§ Information supplied:
+ + + + +

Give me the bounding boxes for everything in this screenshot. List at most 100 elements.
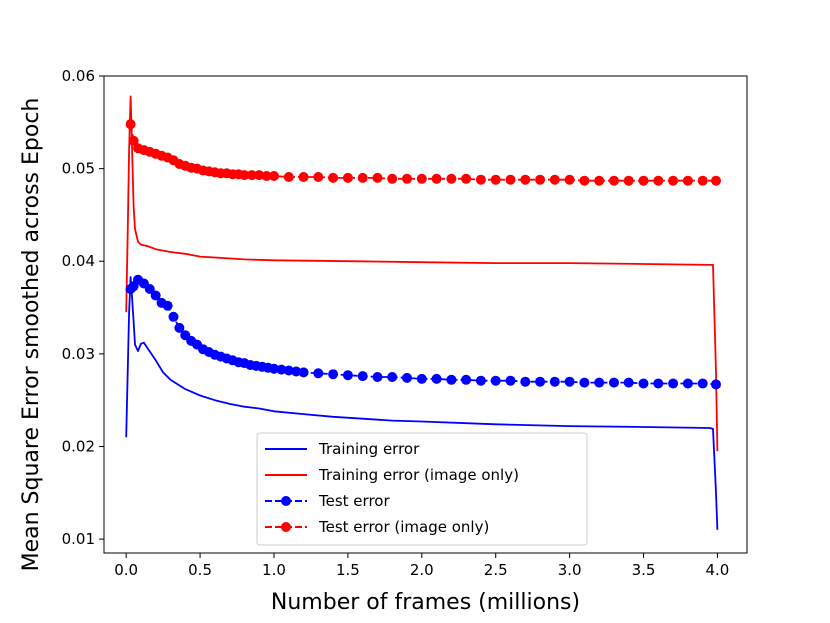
data-point <box>535 376 546 387</box>
x-tick-label: 1.0 <box>262 561 286 579</box>
data-point <box>283 172 294 182</box>
data-point <box>298 367 309 378</box>
data-point <box>549 174 560 185</box>
data-point <box>490 174 501 185</box>
x-tick-label: 0.5 <box>188 561 212 579</box>
data-point <box>328 369 339 380</box>
y-tick-label: 0.01 <box>62 530 95 548</box>
x-tick-label: 0.0 <box>114 561 138 579</box>
data-point <box>564 174 575 185</box>
data-point <box>475 375 486 386</box>
data-point <box>697 175 708 186</box>
data-point <box>128 135 139 146</box>
data-point <box>357 172 368 183</box>
x-tick-label: 4.0 <box>706 561 730 579</box>
data-point <box>653 175 664 186</box>
axes-frame <box>103 75 748 554</box>
data-point <box>298 172 309 182</box>
y-tick-label: 0.02 <box>62 437 95 455</box>
data-point <box>711 175 721 186</box>
data-point <box>623 377 634 388</box>
legend-marker <box>281 496 291 506</box>
data-point <box>387 173 398 184</box>
data-point <box>520 376 531 387</box>
data-point <box>682 378 693 389</box>
y-axis-label: Mean Square Error smoothed across Epoch <box>19 98 44 572</box>
data-point <box>313 172 324 182</box>
data-point <box>313 368 324 379</box>
data-point <box>461 173 472 184</box>
x-tick-label: 1.5 <box>336 561 360 579</box>
data-point <box>549 376 560 387</box>
data-point <box>150 290 161 301</box>
x-tick-label: 2.0 <box>410 561 434 579</box>
data-point <box>505 375 516 386</box>
x-tick-label: 3.5 <box>632 561 656 579</box>
data-point <box>490 375 501 386</box>
series-line-1 <box>125 276 719 530</box>
data-point <box>174 322 185 333</box>
series-line-3 <box>129 278 717 386</box>
data-point <box>431 173 442 184</box>
data-point <box>125 119 136 130</box>
data-point <box>446 173 457 184</box>
data-point <box>416 373 427 384</box>
data-point <box>505 174 516 185</box>
data-point <box>387 372 398 382</box>
legend-label: Training error <box>318 440 420 458</box>
x-tick-label: 3.0 <box>558 561 582 579</box>
data-point <box>609 377 619 388</box>
data-point <box>461 374 472 385</box>
data-point <box>261 171 272 181</box>
data-point <box>283 365 294 376</box>
data-point <box>668 378 679 389</box>
data-point <box>520 174 531 185</box>
y-tick-label: 0.03 <box>62 345 95 363</box>
data-point <box>594 377 605 388</box>
data-point <box>168 311 179 322</box>
data-point <box>638 175 649 186</box>
legend-label: Test error <box>318 492 390 510</box>
data-point <box>144 284 155 294</box>
data-point <box>579 377 590 388</box>
legend: Training error Training error (image only… <box>256 432 588 546</box>
y-tick-label: 0.05 <box>62 160 95 178</box>
data-point <box>623 175 634 186</box>
data-point <box>416 173 427 184</box>
legend-label: Test error (image only) <box>318 518 489 536</box>
plot-area <box>125 95 721 530</box>
data-point <box>328 172 339 183</box>
y-axis: 0.01 0.02 0.03 0.04 0.05 0.06 <box>62 67 104 548</box>
data-point <box>291 366 302 377</box>
data-point <box>579 175 590 186</box>
data-point <box>594 175 605 186</box>
data-point <box>357 371 368 382</box>
data-point <box>564 376 575 387</box>
data-point <box>402 173 412 184</box>
data-point <box>446 374 457 385</box>
data-point <box>668 175 679 186</box>
data-point <box>711 379 721 390</box>
data-point <box>609 175 619 186</box>
data-point <box>342 172 353 183</box>
data-point <box>682 175 693 186</box>
data-point <box>475 174 486 185</box>
data-point <box>269 171 279 181</box>
data-point <box>269 363 279 374</box>
data-point <box>402 372 412 383</box>
data-point <box>372 172 383 183</box>
legend-box <box>256 432 588 546</box>
data-point <box>372 372 383 382</box>
data-point <box>276 364 287 375</box>
data-point <box>239 170 250 181</box>
data-point <box>162 300 173 311</box>
data-point <box>653 378 664 389</box>
legend-label: Training error (image only) <box>318 466 519 484</box>
data-point <box>246 170 257 181</box>
x-axis-label: Number of frames (millions) <box>271 590 580 615</box>
data-point <box>638 378 649 389</box>
legend-marker <box>281 522 291 532</box>
data-point <box>535 174 546 185</box>
x-axis: 0.0 0.5 1.0 1.5 2.0 2.5 3.0 3.5 4.0 <box>114 553 729 579</box>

+ + + + +

§ What needs to be done: Please extract every line from the records above that contains the string "image", matching case exactly.

§ Reply:
legend: Training error Training error (image only… <box>256 432 588 546</box>
legend-label: Test error (image only) <box>318 518 489 536</box>
legend-label: Training error (image only) <box>318 466 519 484</box>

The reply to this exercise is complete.